▶ [EXERCISE]
Your task is to output all the records below, word for word.

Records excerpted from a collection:

Begin

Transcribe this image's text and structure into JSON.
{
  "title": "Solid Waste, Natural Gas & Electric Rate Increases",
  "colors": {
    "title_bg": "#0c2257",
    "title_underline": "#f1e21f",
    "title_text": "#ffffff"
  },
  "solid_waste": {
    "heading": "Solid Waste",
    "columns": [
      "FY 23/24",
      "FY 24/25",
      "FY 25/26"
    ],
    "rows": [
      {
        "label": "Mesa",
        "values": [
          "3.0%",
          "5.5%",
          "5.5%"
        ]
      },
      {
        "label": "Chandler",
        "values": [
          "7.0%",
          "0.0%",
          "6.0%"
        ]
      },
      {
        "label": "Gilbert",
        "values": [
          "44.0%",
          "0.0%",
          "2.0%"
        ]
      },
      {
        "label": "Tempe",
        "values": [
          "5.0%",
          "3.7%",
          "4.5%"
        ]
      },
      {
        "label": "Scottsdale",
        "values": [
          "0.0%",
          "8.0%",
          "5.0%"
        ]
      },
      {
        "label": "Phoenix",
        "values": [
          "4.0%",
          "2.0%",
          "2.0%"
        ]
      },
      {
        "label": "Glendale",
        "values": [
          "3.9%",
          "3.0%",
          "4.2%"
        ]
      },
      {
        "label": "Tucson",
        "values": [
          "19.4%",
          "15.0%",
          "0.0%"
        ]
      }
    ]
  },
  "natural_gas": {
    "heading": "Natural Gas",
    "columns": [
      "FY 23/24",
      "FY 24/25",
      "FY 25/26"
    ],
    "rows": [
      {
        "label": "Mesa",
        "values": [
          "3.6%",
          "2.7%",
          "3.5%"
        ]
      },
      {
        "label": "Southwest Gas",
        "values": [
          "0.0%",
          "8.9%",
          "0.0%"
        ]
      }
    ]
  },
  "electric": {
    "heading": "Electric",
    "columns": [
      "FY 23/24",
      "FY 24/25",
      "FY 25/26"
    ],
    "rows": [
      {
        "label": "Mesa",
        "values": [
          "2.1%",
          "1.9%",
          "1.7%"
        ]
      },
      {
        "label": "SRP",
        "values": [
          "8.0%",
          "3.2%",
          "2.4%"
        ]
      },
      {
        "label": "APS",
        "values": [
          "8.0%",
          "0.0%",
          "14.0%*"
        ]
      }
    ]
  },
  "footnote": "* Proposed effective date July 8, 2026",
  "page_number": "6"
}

End

▶ [EXERCISE ANSWER]
Transcribe this image's text and structure into JSON.
{
  "title": "Solid Waste, Natural Gas & Electric Rate Increases",
  "colors": {
    "title_bg": "#0c2257",
    "title_underline": "#f1e21f",
    "title_text": "#ffffff"
  },
  "solid_waste": {
    "heading": "Solid Waste",
    "columns": [
      "FY 23/24",
      "FY 24/25",
      "FY 25/26"
    ],
    "rows": [
      {
        "label": "Mesa",
        "values": [
          "3.0%",
          "5.5%",
          "5.5%"
        ]
      },
      {
        "label": "Chandler",
        "values": [
          "7.0%",
          "0.0%",
          "6.0%"
        ]
      },
      {
        "label": "Gilbert",
        "values": [
          "44.0%",
          "0.0%",
          "2.0%"
        ]
      },
      {
        "label": "Tempe",
        "values": [
          "5.0%",
          "3.7%",
          "4.5%"
        ]
      },
      {
        "label": "Scottsdale",
        "values": [
          "0.0%",
          "8.0%",
          "5.0%"
        ]
      },
      {
        "label": "Phoenix",
        "values": [
          "4.0%",
          "2.0%",
          "2.0%"
        ]
      },
      {
        "label": "Glendale",
        "values": [
          "3.9%",
          "3.0%",
          "4.2%"
        ]
      },
      {
        "label": "Tucson",
        "values": [
          "19.4%",
          "15.0%",
          "0.0%"
        ]
      }
    ]
  },
  "natural_gas": {
    "heading": "Natural Gas",
    "columns": [
      "FY 23/24",
      "FY 24/25",
      "FY 25/26"
    ],
    "rows": [
      {
        "label": "Mesa",
        "values": [
          "3.6%",
          "2.7%",
          "3.5%"
        ]
      },
      {
        "label": "Southwest Gas",
        "values": [
          "0.0%",
          "8.9%",
          "0.0%"
        ]
      }
    ]
  },
  "electric": {
    "heading": "Electric",
    "columns": [
      "FY 23/24",
      "FY 24/25",
      "FY 25/26"
    ],
    "rows": [
      {
        "label": "Mesa",
        "values": [
          "2.1%",
          "1.9%",
          "1.7%"
        ]
      },
      {
        "label": "SRP",
        "values": [
          "8.0%",
          "3.2%",
          "2.4%"
        ]
      },
      {
        "label": "APS",
        "values": [
          "8.0%",
          "0.0%",
          "14.0%*"
        ]
      }
    ]
  },
  "footnote": "* Proposed effective date July 8, 2026",
  "page_number": "6"
}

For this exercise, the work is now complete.